Source material start

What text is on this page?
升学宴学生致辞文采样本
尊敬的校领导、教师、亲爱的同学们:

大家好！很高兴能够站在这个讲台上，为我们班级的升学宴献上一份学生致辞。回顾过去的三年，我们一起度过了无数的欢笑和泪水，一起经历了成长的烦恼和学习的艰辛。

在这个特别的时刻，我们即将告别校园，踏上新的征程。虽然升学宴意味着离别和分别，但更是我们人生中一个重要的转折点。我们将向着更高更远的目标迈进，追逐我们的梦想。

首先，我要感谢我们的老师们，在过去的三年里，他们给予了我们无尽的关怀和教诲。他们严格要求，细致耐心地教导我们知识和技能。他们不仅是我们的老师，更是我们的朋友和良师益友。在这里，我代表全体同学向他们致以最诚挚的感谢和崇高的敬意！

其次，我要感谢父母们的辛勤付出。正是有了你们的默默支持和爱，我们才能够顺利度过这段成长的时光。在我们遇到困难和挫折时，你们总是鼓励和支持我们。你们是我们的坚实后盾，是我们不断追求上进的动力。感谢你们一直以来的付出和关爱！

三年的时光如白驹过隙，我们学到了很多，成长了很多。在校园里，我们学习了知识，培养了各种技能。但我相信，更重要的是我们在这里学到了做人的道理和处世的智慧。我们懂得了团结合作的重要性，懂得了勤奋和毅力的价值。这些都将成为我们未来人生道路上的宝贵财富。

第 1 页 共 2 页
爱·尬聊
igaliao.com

Source material end

Exercise description
Repeat every record, keeping each word and mark exactly as it is.

Final result
What text is on this page?
升学宴学生致辞文采样本
尊敬的校领导、教师、亲爱的同学们:

大家好！很高兴能够站在这个讲台上，为我们班级的升学宴献上一份学生致辞。回顾过去的三年，我们一起度过了无数的欢笑和泪水，一起经历了成长的烦恼和学习的艰辛。

在这个特别的时刻，我们即将告别校园，踏上新的征程。虽然升学宴意味着离别和分别，但更是我们人生中一个重要的转折点。我们将向着更高更远的目标迈进，追逐我们的梦想。

首先，我要感谢我们的老师们，在过去的三年里，他们给予了我们无尽的关怀和教诲。他们严格要求，细致耐心地教导我们知识和技能。他们不仅是我们的老师，更是我们的朋友和良师益友。在这里，我代表全体同学向他们致以最诚挚的感谢和崇高的敬意！

其次，我要感谢父母们的辛勤付出。正是有了你们的默默支持和爱，我们才能够顺利度过这段成长的时光。在我们遇到困难和挫折时，你们总是鼓励和支持我们。你们是我们的坚实后盾，是我们不断追求上进的动力。感谢你们一直以来的付出和关爱！

三年的时光如白驹过隙，我们学到了很多，成长了很多。在校园里，我们学习了知识，培养了各种技能。但我相信，更重要的是我们在这里学到了做人的道理和处世的智慧。我们懂得了团结合作的重要性，懂得了勤奋和毅力的价值。这些都将成为我们未来人生道路上的宝贵财富。

第 1 页 共 2 页
爱·尬聊
igaliao.com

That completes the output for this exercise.